----- DATASET

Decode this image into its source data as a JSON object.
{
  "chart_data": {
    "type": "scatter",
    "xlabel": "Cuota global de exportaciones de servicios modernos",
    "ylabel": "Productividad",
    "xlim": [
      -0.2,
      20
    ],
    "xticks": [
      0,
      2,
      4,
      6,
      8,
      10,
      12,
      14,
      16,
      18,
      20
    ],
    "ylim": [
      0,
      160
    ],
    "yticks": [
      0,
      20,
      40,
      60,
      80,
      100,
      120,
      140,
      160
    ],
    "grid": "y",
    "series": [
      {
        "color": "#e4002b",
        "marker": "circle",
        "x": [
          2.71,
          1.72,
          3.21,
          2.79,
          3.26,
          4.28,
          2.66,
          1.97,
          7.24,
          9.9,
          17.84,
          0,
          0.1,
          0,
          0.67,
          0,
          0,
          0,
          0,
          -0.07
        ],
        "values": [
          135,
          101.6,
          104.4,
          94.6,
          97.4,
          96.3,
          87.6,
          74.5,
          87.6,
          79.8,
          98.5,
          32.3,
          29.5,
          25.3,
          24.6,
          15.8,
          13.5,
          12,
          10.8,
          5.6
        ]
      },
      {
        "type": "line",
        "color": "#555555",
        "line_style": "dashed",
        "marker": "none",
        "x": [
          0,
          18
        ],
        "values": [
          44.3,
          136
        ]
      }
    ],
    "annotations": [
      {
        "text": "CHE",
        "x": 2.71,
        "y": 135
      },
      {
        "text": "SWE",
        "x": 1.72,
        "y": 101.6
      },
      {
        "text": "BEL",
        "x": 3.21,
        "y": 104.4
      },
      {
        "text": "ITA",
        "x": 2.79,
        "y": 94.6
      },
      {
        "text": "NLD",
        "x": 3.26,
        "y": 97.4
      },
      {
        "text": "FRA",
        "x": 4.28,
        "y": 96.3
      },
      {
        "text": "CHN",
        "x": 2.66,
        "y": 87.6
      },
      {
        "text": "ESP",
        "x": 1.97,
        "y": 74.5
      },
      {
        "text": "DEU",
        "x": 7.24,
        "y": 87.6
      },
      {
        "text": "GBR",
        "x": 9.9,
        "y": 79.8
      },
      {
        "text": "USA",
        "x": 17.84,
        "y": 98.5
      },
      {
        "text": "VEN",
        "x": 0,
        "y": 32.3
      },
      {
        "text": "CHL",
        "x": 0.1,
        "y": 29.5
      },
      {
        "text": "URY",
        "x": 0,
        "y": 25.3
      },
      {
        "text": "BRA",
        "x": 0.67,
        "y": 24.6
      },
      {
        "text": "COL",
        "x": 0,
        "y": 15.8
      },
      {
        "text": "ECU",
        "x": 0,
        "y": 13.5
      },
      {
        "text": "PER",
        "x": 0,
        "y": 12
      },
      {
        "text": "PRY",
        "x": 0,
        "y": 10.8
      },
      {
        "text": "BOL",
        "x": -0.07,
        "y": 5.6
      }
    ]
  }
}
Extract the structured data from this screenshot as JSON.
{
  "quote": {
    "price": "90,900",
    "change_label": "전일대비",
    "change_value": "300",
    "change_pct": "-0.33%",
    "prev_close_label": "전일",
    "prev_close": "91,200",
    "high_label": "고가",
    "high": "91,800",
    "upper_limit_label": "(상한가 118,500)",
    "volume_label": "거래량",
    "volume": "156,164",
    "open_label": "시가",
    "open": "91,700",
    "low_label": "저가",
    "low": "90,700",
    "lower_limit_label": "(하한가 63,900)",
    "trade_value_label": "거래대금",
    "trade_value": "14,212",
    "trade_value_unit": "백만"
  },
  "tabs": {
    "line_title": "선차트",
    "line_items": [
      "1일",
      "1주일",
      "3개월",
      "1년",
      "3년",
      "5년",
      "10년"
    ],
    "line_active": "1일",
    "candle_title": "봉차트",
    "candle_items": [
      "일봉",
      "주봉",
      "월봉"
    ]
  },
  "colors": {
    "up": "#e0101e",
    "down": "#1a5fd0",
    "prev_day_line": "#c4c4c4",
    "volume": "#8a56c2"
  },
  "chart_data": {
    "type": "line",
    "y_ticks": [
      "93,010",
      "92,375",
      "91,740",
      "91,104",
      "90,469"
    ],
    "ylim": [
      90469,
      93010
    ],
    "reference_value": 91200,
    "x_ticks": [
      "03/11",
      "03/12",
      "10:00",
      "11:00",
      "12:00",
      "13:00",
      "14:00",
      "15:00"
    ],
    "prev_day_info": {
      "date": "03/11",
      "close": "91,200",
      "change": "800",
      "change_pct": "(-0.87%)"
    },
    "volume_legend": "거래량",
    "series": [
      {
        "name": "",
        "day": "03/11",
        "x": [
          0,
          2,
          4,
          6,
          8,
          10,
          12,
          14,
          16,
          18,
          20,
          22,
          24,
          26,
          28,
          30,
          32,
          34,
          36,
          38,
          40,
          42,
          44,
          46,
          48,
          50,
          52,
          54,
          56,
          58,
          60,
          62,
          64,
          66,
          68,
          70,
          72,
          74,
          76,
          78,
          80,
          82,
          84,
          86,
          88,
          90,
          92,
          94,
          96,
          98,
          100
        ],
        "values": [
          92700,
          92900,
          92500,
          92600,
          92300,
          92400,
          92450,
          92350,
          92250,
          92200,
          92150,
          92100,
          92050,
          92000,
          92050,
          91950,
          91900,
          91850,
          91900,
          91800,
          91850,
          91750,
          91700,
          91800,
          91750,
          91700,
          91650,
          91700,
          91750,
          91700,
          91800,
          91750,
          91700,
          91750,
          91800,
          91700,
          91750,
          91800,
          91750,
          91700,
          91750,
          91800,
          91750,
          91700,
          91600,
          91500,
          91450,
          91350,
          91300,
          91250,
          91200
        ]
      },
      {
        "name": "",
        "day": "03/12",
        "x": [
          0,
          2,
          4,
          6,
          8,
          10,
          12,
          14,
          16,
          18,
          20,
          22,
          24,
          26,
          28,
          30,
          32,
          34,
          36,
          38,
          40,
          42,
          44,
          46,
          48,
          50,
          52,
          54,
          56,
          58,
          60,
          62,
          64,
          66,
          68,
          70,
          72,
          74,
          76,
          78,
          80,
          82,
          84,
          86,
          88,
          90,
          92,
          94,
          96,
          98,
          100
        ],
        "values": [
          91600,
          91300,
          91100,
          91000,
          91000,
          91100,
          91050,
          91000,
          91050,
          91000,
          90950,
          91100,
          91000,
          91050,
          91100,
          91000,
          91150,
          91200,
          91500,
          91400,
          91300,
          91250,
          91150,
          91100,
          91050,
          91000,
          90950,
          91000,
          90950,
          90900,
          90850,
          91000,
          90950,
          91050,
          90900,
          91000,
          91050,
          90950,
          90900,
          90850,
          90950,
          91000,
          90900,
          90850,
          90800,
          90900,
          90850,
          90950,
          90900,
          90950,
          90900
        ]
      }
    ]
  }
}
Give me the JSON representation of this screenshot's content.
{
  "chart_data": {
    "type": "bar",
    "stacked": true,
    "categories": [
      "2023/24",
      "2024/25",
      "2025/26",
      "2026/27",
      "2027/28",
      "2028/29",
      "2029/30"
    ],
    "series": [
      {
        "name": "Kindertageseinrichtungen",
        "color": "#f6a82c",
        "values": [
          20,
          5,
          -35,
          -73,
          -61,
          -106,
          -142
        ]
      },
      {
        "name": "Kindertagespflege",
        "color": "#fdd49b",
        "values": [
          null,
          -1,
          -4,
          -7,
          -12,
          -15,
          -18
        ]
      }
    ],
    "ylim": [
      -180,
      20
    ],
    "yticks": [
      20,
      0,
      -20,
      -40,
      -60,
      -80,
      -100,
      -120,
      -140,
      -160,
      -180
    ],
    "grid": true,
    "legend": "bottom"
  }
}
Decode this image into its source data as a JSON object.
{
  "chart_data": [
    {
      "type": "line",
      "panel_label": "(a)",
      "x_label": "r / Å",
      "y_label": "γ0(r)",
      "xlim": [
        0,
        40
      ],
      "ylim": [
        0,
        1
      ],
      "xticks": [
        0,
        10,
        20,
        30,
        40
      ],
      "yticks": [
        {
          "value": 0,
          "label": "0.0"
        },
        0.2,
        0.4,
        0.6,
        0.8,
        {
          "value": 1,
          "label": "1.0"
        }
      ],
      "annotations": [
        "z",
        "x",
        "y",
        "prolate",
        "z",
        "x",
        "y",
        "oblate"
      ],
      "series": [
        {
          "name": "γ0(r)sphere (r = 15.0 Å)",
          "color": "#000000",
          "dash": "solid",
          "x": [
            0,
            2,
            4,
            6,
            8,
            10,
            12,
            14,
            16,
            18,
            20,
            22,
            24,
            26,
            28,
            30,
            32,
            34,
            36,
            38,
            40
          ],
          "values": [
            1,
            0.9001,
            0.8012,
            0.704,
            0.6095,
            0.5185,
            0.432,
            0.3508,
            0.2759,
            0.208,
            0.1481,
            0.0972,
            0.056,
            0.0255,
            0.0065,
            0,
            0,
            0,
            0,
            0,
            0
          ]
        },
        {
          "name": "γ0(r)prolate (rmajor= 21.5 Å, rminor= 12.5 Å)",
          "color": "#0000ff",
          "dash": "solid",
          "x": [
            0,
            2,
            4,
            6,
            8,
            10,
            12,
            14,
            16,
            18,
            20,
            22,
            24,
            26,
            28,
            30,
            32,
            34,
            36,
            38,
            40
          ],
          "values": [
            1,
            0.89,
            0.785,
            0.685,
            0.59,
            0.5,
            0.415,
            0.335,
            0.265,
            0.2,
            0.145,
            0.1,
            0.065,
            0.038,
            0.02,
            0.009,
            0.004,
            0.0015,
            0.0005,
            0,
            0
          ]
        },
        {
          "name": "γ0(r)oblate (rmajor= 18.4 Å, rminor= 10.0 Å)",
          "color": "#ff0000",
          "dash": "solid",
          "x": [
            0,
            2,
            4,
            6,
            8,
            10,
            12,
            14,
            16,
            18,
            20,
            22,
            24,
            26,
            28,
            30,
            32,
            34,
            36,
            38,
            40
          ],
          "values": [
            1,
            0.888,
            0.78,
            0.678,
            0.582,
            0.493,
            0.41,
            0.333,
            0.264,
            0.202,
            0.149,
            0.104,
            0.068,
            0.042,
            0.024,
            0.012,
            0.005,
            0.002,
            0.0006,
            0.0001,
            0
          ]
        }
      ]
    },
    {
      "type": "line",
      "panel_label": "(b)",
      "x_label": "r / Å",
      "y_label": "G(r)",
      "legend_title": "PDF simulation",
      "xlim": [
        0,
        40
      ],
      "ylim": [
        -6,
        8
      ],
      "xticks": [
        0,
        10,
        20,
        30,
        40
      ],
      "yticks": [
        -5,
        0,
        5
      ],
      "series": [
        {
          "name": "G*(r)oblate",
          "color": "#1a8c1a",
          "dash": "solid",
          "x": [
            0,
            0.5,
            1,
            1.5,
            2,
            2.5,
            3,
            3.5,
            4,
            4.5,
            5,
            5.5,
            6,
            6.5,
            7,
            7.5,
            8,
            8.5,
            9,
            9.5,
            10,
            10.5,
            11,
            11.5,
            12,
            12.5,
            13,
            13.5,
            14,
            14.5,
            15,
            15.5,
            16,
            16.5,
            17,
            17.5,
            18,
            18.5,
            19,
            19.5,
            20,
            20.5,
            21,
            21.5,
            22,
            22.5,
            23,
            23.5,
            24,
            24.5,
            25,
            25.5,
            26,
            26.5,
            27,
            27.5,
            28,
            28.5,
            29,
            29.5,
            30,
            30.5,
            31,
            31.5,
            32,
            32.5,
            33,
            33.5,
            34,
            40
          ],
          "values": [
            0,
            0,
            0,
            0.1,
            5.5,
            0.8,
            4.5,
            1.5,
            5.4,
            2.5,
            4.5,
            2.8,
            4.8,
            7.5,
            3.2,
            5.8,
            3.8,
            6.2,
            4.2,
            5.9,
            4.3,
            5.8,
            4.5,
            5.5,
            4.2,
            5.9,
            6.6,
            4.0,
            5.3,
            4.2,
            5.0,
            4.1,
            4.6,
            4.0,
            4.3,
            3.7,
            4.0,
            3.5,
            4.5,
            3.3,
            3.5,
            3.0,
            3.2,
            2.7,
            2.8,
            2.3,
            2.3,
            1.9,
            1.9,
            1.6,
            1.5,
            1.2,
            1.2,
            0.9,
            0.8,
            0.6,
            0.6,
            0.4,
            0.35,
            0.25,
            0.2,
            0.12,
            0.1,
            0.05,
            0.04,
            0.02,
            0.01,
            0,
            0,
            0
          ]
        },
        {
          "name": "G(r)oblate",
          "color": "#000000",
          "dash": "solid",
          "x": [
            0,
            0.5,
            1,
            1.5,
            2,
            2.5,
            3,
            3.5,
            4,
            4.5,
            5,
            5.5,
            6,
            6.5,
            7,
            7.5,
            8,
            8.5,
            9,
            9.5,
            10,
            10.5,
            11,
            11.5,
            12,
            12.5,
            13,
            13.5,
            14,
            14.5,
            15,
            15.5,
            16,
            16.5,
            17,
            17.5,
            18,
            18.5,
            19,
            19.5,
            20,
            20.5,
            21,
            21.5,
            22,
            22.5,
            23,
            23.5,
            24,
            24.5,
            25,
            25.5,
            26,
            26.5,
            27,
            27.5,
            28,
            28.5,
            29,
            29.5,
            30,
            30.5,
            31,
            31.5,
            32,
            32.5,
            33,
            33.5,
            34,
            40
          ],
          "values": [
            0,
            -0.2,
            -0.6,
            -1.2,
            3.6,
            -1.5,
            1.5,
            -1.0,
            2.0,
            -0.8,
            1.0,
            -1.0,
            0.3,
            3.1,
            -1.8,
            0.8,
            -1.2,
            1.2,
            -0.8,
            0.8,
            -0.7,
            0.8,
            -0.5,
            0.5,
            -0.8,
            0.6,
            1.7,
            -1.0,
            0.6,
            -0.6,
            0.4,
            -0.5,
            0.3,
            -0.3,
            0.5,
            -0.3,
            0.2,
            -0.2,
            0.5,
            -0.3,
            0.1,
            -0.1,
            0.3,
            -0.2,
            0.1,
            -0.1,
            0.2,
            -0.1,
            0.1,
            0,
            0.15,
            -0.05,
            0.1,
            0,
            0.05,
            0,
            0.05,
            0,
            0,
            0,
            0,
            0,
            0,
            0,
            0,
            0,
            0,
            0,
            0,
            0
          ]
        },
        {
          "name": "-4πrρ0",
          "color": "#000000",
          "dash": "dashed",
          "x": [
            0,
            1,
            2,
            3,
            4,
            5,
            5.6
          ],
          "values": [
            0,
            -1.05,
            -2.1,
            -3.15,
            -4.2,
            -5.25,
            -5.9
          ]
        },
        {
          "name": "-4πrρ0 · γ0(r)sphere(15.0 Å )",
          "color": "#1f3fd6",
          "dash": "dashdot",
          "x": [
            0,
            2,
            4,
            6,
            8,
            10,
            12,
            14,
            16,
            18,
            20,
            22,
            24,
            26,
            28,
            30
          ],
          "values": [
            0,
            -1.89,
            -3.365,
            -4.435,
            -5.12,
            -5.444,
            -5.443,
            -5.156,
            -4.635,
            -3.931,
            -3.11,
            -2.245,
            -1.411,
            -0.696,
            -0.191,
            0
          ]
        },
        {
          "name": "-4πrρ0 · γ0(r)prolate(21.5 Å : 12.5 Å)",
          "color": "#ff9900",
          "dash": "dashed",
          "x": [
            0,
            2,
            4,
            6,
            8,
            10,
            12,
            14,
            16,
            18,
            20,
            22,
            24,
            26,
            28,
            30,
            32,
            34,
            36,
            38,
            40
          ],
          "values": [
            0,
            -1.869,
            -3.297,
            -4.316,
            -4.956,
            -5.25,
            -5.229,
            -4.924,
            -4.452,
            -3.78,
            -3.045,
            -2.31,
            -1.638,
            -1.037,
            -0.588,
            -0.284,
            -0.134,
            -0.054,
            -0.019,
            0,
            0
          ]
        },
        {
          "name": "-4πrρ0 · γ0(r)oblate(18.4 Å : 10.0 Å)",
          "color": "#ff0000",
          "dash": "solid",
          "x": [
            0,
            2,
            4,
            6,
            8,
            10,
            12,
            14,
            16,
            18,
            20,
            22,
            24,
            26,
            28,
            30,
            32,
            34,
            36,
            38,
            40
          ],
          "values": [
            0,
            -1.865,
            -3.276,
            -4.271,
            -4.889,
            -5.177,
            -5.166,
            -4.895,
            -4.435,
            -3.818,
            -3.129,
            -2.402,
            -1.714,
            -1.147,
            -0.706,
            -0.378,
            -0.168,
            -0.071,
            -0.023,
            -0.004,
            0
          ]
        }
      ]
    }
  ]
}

----------

▶ EXERCISE TASK: In the listing, find each line with the string "prolate" and copy it.

▶ PROBLEM SOLUTION:
        "prolate",
          "name": "γ0(r)prolate (rmajor= 21.5 Å, rminor= 12.5 Å)",
          "name": "-4πrρ0 · γ0(r)prolate(21.5 Å : 12.5 Å)",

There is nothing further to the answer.